_Data supplied_

— START —

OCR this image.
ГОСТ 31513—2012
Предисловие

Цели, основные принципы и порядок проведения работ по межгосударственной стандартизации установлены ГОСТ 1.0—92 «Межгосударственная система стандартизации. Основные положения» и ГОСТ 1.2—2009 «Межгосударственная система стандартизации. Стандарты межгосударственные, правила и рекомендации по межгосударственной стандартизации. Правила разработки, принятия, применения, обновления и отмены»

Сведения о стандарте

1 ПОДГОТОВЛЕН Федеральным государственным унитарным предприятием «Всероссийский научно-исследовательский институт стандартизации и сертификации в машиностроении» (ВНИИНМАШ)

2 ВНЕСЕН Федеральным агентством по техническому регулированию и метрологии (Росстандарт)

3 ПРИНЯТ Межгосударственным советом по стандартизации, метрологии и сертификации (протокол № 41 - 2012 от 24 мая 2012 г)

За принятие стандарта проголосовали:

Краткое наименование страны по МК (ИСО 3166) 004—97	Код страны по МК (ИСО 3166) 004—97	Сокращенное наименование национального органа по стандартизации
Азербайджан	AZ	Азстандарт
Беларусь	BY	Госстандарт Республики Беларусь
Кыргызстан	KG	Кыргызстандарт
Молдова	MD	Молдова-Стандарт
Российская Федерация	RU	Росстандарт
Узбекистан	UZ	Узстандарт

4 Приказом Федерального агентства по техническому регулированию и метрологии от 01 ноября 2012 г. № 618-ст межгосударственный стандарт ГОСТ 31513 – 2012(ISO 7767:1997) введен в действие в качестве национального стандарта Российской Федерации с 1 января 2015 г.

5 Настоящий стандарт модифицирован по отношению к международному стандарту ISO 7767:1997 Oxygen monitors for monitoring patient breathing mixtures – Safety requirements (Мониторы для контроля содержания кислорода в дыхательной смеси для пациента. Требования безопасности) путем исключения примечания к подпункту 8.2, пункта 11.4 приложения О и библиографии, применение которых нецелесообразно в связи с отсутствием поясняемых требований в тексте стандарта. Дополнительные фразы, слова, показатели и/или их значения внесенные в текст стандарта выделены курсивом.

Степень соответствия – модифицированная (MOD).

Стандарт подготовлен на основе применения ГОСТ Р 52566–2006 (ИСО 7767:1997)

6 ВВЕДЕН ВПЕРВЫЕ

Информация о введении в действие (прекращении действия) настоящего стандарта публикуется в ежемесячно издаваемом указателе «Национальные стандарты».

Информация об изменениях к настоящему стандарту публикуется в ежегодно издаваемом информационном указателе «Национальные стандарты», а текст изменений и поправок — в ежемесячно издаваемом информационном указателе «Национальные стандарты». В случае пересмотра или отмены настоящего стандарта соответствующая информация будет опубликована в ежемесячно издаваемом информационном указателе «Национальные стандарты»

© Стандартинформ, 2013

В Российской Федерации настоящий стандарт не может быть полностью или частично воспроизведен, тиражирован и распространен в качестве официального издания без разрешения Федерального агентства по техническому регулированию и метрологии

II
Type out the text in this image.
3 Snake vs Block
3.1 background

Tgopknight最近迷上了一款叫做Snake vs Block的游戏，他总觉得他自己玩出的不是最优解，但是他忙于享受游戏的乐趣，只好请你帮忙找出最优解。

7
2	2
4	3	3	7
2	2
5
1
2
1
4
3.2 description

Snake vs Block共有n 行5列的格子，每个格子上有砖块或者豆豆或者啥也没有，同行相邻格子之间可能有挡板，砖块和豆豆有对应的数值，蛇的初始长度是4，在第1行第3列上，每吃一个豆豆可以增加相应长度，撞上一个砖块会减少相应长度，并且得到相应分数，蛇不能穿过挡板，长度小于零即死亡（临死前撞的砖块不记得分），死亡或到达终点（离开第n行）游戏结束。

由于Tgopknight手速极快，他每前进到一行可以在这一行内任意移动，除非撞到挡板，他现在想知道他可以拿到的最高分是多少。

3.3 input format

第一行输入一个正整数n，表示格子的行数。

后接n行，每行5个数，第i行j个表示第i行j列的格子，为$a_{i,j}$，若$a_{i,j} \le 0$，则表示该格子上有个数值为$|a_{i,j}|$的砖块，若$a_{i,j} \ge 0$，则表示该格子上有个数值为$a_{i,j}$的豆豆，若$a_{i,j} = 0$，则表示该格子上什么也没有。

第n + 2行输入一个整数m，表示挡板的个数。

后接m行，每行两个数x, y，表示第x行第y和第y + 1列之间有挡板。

— END —

_Given task_
Of the lines above, how many include the word "image"? Reply with the number only.

_Result of this exercise_
2